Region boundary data
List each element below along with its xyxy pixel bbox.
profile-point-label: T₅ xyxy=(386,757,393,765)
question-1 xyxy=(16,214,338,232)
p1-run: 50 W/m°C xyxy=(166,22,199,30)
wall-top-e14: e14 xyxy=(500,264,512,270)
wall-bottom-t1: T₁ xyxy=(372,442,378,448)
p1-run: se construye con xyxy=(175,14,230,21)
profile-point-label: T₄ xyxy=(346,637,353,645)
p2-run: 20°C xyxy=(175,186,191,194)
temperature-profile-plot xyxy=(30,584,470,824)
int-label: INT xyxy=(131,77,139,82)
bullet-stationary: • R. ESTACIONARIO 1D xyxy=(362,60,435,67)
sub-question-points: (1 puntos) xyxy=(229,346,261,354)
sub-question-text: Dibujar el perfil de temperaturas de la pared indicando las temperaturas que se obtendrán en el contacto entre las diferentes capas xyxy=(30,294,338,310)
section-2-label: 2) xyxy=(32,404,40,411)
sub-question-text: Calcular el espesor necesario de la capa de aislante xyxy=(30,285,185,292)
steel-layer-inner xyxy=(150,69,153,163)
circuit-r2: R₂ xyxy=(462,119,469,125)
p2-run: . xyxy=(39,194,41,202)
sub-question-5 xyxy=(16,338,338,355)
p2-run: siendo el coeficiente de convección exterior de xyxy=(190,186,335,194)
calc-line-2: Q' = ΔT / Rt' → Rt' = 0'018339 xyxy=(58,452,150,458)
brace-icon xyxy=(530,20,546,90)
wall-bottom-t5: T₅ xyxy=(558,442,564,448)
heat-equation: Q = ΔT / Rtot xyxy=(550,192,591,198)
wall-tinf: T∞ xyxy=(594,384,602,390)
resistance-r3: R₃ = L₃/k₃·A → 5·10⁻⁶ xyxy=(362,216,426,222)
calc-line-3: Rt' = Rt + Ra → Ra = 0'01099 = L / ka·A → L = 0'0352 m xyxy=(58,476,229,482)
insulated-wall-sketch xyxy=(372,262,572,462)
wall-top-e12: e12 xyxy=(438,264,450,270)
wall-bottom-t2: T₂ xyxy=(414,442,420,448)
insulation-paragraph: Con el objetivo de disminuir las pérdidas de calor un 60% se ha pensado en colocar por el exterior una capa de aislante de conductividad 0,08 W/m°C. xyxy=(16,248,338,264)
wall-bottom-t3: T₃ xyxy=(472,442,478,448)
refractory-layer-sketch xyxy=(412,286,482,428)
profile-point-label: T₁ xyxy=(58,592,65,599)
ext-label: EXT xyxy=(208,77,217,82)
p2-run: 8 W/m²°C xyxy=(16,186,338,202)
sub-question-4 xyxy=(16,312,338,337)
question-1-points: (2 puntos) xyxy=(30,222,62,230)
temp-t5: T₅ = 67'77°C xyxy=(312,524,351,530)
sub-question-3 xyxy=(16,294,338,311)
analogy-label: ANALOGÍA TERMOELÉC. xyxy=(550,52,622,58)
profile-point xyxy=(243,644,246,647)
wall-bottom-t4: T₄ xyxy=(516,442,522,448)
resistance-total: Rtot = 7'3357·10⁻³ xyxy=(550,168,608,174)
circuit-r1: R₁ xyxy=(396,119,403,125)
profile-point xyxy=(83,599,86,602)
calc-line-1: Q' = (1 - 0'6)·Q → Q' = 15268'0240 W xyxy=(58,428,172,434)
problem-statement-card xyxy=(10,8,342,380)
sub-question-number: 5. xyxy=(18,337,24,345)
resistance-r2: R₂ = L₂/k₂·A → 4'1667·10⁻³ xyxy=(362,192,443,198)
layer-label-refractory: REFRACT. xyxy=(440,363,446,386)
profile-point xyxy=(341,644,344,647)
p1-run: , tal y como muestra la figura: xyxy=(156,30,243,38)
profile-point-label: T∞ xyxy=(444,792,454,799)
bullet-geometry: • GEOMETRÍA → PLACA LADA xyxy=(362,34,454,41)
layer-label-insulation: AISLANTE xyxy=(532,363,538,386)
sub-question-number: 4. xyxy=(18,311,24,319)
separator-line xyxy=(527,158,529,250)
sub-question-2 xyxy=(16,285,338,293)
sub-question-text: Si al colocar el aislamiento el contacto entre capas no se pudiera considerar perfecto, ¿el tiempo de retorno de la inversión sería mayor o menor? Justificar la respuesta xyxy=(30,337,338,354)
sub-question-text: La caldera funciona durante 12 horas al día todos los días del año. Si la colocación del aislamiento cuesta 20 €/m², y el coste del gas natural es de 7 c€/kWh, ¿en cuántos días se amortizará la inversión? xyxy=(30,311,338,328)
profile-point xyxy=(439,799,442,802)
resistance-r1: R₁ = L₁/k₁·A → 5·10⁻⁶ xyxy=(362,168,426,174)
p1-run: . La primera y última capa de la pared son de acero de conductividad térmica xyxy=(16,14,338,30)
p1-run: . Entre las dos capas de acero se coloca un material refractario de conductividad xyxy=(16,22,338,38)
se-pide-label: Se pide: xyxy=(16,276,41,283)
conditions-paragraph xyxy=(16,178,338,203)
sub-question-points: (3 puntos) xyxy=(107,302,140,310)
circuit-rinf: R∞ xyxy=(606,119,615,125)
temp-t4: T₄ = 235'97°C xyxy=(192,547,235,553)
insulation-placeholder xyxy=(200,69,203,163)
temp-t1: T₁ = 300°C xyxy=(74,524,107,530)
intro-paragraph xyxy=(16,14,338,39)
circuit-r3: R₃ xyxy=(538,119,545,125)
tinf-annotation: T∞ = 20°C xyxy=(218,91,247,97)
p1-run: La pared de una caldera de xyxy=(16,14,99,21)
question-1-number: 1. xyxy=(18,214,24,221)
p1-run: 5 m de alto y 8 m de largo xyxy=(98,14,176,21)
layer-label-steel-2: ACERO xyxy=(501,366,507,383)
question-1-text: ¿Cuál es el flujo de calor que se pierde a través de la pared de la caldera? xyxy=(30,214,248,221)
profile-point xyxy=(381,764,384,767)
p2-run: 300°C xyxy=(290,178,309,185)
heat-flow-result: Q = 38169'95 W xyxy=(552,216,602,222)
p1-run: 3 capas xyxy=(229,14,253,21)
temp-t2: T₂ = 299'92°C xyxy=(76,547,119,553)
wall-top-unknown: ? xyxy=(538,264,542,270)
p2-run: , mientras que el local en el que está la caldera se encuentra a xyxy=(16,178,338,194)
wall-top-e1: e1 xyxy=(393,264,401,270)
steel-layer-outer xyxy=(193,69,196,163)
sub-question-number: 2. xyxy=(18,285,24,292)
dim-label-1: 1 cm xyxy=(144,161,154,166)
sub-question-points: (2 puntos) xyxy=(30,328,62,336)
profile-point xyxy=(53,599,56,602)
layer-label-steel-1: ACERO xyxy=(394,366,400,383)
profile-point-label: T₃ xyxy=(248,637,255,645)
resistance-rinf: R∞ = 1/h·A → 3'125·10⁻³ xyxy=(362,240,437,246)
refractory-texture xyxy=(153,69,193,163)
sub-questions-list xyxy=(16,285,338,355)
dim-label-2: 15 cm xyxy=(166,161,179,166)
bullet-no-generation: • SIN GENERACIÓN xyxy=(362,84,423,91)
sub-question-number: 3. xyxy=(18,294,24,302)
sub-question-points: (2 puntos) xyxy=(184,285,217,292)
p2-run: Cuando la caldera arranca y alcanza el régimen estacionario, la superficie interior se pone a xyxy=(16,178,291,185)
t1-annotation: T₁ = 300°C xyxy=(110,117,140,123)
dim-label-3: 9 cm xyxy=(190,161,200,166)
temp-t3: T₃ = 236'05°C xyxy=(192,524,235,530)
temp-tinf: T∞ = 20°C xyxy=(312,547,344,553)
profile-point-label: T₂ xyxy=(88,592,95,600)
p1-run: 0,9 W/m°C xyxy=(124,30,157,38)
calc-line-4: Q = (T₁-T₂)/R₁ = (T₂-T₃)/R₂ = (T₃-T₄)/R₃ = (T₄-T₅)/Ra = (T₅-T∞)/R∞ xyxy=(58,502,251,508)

Written request ->
Put the rows from the first one through the one containing "steel-layer-inner xyxy=(150,69,153,163)", both included, into a JSON list of strings with one string per line, skipping any blank lines.

Expected answer ->
[
  "List each element below along with its xyxy pixel bbox.",
  "profile-point-label: T₅ xyxy=(386,757,393,765)",
  "question-1 xyxy=(16,214,338,232)",
  "p1-run: 50 W/m°C xyxy=(166,22,199,30)",
  "wall-top-e14: e14 xyxy=(500,264,512,270)",
  "wall-bottom-t1: T₁ xyxy=(372,442,378,448)",
  "p1-run: se construye con xyxy=(175,14,230,21)",
  "profile-point-label: T₄ xyxy=(346,637,353,645)",
  "p2-run: 20°C xyxy=(175,186,191,194)",
  "temperature-profile-plot xyxy=(30,584,470,824)",
  "int-label: INT xyxy=(131,77,139,82)",
  "bullet-stationary: • R. ESTACIONARIO 1D xyxy=(362,60,435,67)",
  "sub-question-points: (1 puntos) xyxy=(229,346,261,354)",
  "sub-question-text: Dibujar el perfil de temperaturas de la pared indicando las temperaturas que se obtendrán en el contacto entre las diferentes capas xyxy=(30,294,338,310)",
  "section-2-label: 2) xyxy=(32,404,40,411)",
  "sub-question-text: Calcular el espesor necesario de la capa de aislante xyxy=(30,285,185,292)",
  "steel-layer-inner xyxy=(150,69,153,163)"
]